- _What you should do_: Leave out the images; return the rest of the data exactly.

- _Stored data entries_:
══════════════════════════════

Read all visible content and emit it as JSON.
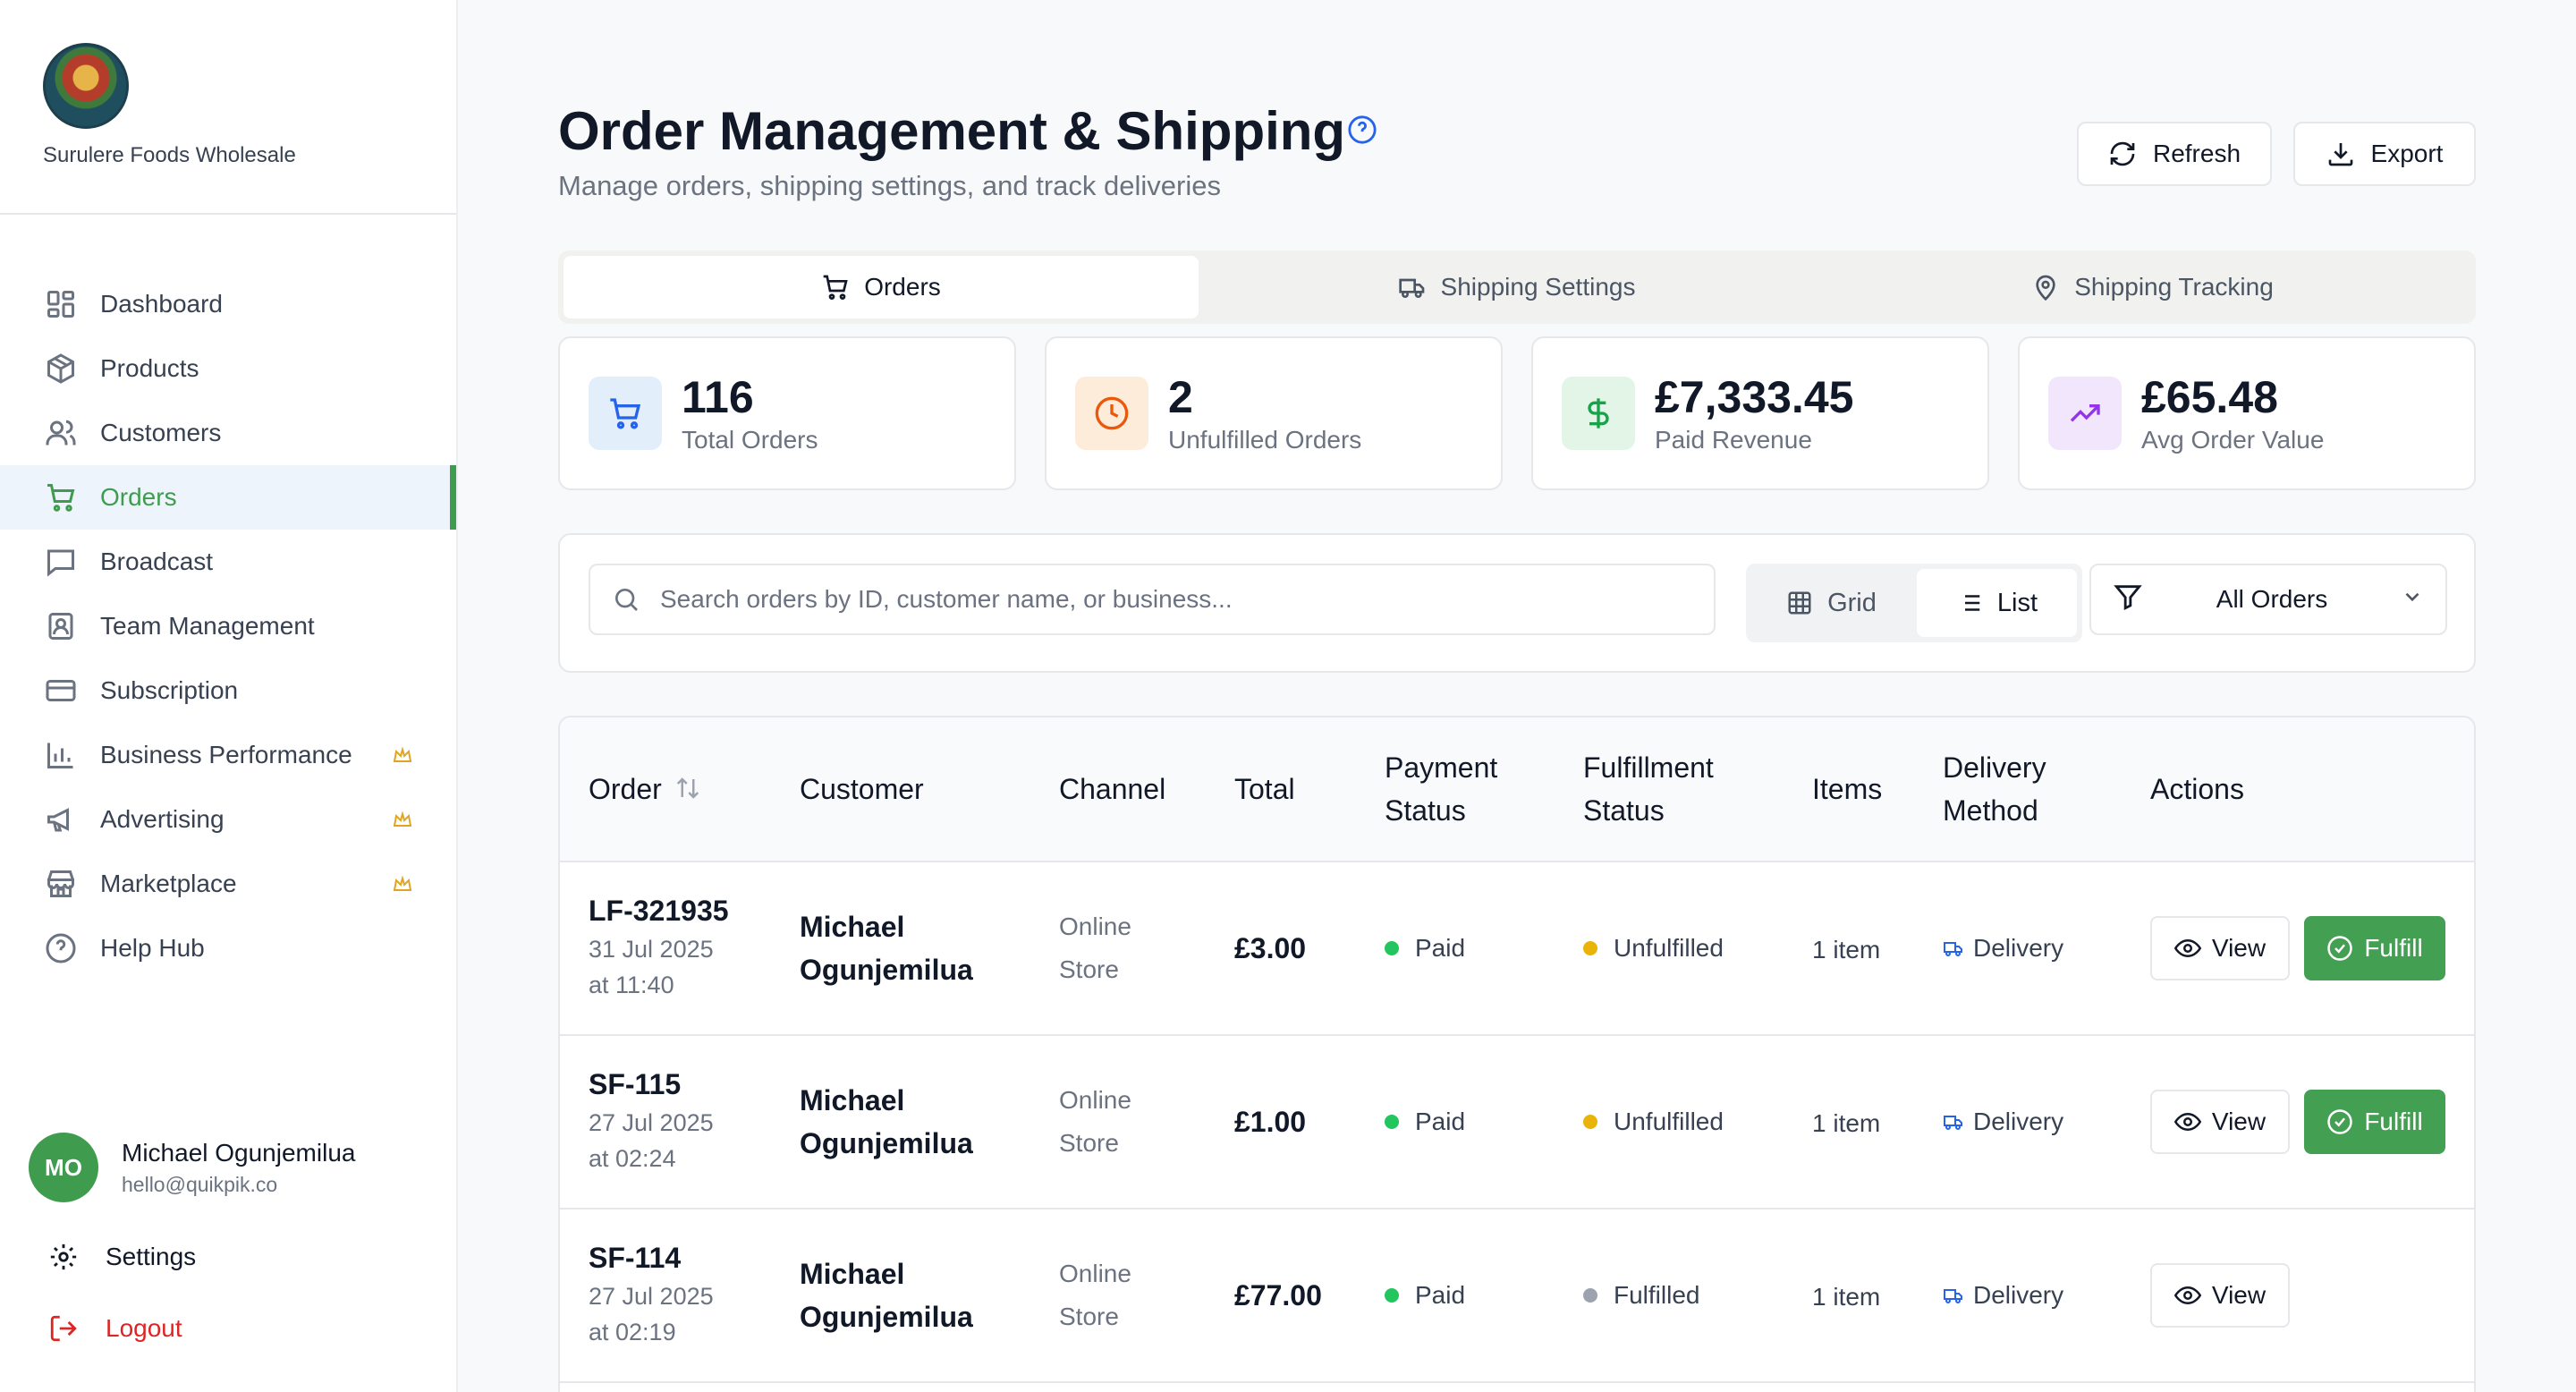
{
  "brand": {
    "name": "Surulere Foods Wholesale"
  },
  "nav": [
    {
      "label": "Dashboard",
      "icon": "dashboard-icon",
      "active": false,
      "premium": false
    },
    {
      "label": "Products",
      "icon": "package-icon",
      "active": false,
      "premium": false
    },
    {
      "label": "Customers",
      "icon": "users-icon",
      "active": false,
      "premium": false
    },
    {
      "label": "Orders",
      "icon": "cart-icon",
      "active": true,
      "premium": false
    },
    {
      "label": "Broadcast",
      "icon": "message-icon",
      "active": false,
      "premium": false
    },
    {
      "label": "Team Management",
      "icon": "team-icon",
      "active": false,
      "premium": false
    },
    {
      "label": "Subscription",
      "icon": "credit-card-icon",
      "active": false,
      "premium": false
    },
    {
      "label": "Business Performance",
      "icon": "bar-chart-icon",
      "active": false,
      "premium": true
    },
    {
      "label": "Advertising",
      "icon": "megaphone-icon",
      "active": false,
      "premium": true
    },
    {
      "label": "Marketplace",
      "icon": "store-icon",
      "active": false,
      "premium": true
    },
    {
      "label": "Help Hub",
      "icon": "help-circle-icon",
      "active": false,
      "premium": false
    }
  ],
  "user": {
    "initials": "MO",
    "name": "Michael Ogunjemilua",
    "email": "hello@quikpik.co"
  },
  "settings_label": "Settings",
  "logout_label": "Logout",
  "header": {
    "title": "Order Management & Shipping",
    "subtitle": "Manage orders, shipping settings, and track deliveries",
    "refresh_label": "Refresh",
    "export_label": "Export"
  },
  "tabs": [
    {
      "label": "Orders",
      "icon": "cart-icon",
      "active": true
    },
    {
      "label": "Shipping Settings",
      "icon": "truck-icon",
      "active": false
    },
    {
      "label": "Shipping Tracking",
      "icon": "map-pin-icon",
      "active": false
    }
  ],
  "stats": [
    {
      "value": "116",
      "label": "Total Orders",
      "icon": "cart-icon",
      "bg": "#e3eefb",
      "color": "#2563eb"
    },
    {
      "value": "2",
      "label": "Unfulfilled Orders",
      "icon": "clock-icon",
      "bg": "#fdecd9",
      "color": "#ea580c"
    },
    {
      "value": "£7,333.45",
      "label": "Paid Revenue",
      "icon": "dollar-icon",
      "bg": "#e2f5e6",
      "color": "#16a34a"
    },
    {
      "value": "£65.48",
      "label": "Avg Order Value",
      "icon": "trending-up-icon",
      "bg": "#f1e6fb",
      "color": "#9333ea"
    }
  ],
  "toolbar": {
    "search_placeholder": "Search orders by ID, customer name, or business...",
    "search_value": "",
    "grid_label": "Grid",
    "list_label": "List",
    "filter_value": "All Orders"
  },
  "table": {
    "columns": {
      "order": "Order",
      "customer": "Customer",
      "channel": "Channel",
      "total": "Total",
      "payment_1": "Payment",
      "payment_2": "Status",
      "fulfillment_1": "Fulfillment",
      "fulfillment_2": "Status",
      "items": "Items",
      "delivery_1": "Delivery",
      "delivery_2": "Method",
      "actions": "Actions"
    },
    "rows": [
      {
        "id": "LF-321935",
        "date_1": "31 Jul 2025",
        "date_2": "at 11:40",
        "customer_1": "Michael",
        "customer_2": "Ogunjemilua",
        "channel_1": "Online",
        "channel_2": "Store",
        "total": "£3.00",
        "payment": "Paid",
        "payment_color": "#22c55e",
        "fulfillment": "Unfulfilled",
        "fulfillment_color": "#eab308",
        "items": "1 item",
        "delivery": "Delivery",
        "view_label": "View",
        "fulfill_label": "Fulfill",
        "can_fulfill": true
      },
      {
        "id": "SF-115",
        "date_1": "27 Jul 2025",
        "date_2": "at 02:24",
        "customer_1": "Michael",
        "customer_2": "Ogunjemilua",
        "channel_1": "Online",
        "channel_2": "Store",
        "total": "£1.00",
        "payment": "Paid",
        "payment_color": "#22c55e",
        "fulfillment": "Unfulfilled",
        "fulfillment_color": "#eab308",
        "items": "1 item",
        "delivery": "Delivery",
        "view_label": "View",
        "fulfill_label": "Fulfill",
        "can_fulfill": true
      },
      {
        "id": "SF-114",
        "date_1": "27 Jul 2025",
        "date_2": "at 02:19",
        "customer_1": "Michael",
        "customer_2": "Ogunjemilua",
        "channel_1": "Online",
        "channel_2": "Store",
        "total": "£77.00",
        "payment": "Paid",
        "payment_color": "#22c55e",
        "fulfillment": "Fulfilled",
        "fulfillment_color": "#9ca3af",
        "items": "1 item",
        "delivery": "Delivery",
        "view_label": "View",
        "fulfill_label": "",
        "can_fulfill": false
      }
    ]
  }
}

══════════════════════════════

- _Finished answer_:
Read all visible content and emit it as JSON.
{
  "brand": {
    "name": "Surulere Foods Wholesale"
  },
  "nav": [
    {
      "label": "Dashboard",
      "icon": "dashboard-icon",
      "active": false,
      "premium": false
    },
    {
      "label": "Products",
      "icon": "package-icon",
      "active": false,
      "premium": false
    },
    {
      "label": "Customers",
      "icon": "users-icon",
      "active": false,
      "premium": false
    },
    {
      "label": "Orders",
      "icon": "cart-icon",
      "active": true,
      "premium": false
    },
    {
      "label": "Broadcast",
      "icon": "message-icon",
      "active": false,
      "premium": false
    },
    {
      "label": "Team Management",
      "icon": "team-icon",
      "active": false,
      "premium": false
    },
    {
      "label": "Subscription",
      "icon": "credit-card-icon",
      "active": false,
      "premium": false
    },
    {
      "label": "Business Performance",
      "icon": "bar-chart-icon",
      "active": false,
      "premium": true
    },
    {
      "label": "Advertising",
      "icon": "megaphone-icon",
      "active": false,
      "premium": true
    },
    {
      "label": "Marketplace",
      "icon": "store-icon",
      "active": false,
      "premium": true
    },
    {
      "label": "Help Hub",
      "icon": "help-circle-icon",
      "active": false,
      "premium": false
    }
  ],
  "user": {
    "initials": "MO",
    "name": "Michael Ogunjemilua",
    "email": "hello@quikpik.co"
  },
  "settings_label": "Settings",
  "logout_label": "Logout",
  "header": {
    "title": "Order Management & Shipping",
    "subtitle": "Manage orders, shipping settings, and track deliveries",
    "refresh_label": "Refresh",
    "export_label": "Export"
  },
  "tabs": [
    {
      "label": "Orders",
      "icon": "cart-icon",
      "active": true
    },
    {
      "label": "Shipping Settings",
      "icon": "truck-icon",
      "active": false
    },
    {
      "label": "Shipping Tracking",
      "icon": "map-pin-icon",
      "active": false
    }
  ],
  "stats": [
    {
      "value": "116",
      "label": "Total Orders",
      "icon": "cart-icon",
      "bg": "#e3eefb",
      "color": "#2563eb"
    },
    {
      "value": "2",
      "label": "Unfulfilled Orders",
      "icon": "clock-icon",
      "bg": "#fdecd9",
      "color": "#ea580c"
    },
    {
      "value": "£7,333.45",
      "label": "Paid Revenue",
      "icon": "dollar-icon",
      "bg": "#e2f5e6",
      "color": "#16a34a"
    },
    {
      "value": "£65.48",
      "label": "Avg Order Value",
      "icon": "trending-up-icon",
      "bg": "#f1e6fb",
      "color": "#9333ea"
    }
  ],
  "toolbar": {
    "search_placeholder": "Search orders by ID, customer name, or business...",
    "search_value": "",
    "grid_label": "Grid",
    "list_label": "List",
    "filter_value": "All Orders"
  },
  "table": {
    "columns": {
      "order": "Order",
      "customer": "Customer",
      "channel": "Channel",
      "total": "Total",
      "payment_1": "Payment",
      "payment_2": "Status",
      "fulfillment_1": "Fulfillment",
      "fulfillment_2": "Status",
      "items": "Items",
      "delivery_1": "Delivery",
      "delivery_2": "Method",
      "actions": "Actions"
    },
    "rows": [
      {
        "id": "LF-321935",
        "date_1": "31 Jul 2025",
        "date_2": "at 11:40",
        "customer_1": "Michael",
        "customer_2": "Ogunjemilua",
        "channel_1": "Online",
        "channel_2": "Store",
        "total": "£3.00",
        "payment": "Paid",
        "payment_color": "#22c55e",
        "fulfillment": "Unfulfilled",
        "fulfillment_color": "#eab308",
        "items": "1 item",
        "delivery": "Delivery",
        "view_label": "View",
        "fulfill_label": "Fulfill",
        "can_fulfill": true
      },
      {
        "id": "SF-115",
        "date_1": "27 Jul 2025",
        "date_2": "at 02:24",
        "customer_1": "Michael",
        "customer_2": "Ogunjemilua",
        "channel_1": "Online",
        "channel_2": "Store",
        "total": "£1.00",
        "payment": "Paid",
        "payment_color": "#22c55e",
        "fulfillment": "Unfulfilled",
        "fulfillment_color": "#eab308",
        "items": "1 item",
        "delivery": "Delivery",
        "view_label": "View",
        "fulfill_label": "Fulfill",
        "can_fulfill": true
      },
      {
        "id": "SF-114",
        "date_1": "27 Jul 2025",
        "date_2": "at 02:19",
        "customer_1": "Michael",
        "customer_2": "Ogunjemilua",
        "channel_1": "Online",
        "channel_2": "Store",
        "total": "£77.00",
        "payment": "Paid",
        "payment_color": "#22c55e",
        "fulfillment": "Fulfilled",
        "fulfillment_color": "#9ca3af",
        "items": "1 item",
        "delivery": "Delivery",
        "view_label": "View",
        "fulfill_label": "",
        "can_fulfill": false
      }
    ]
  }
}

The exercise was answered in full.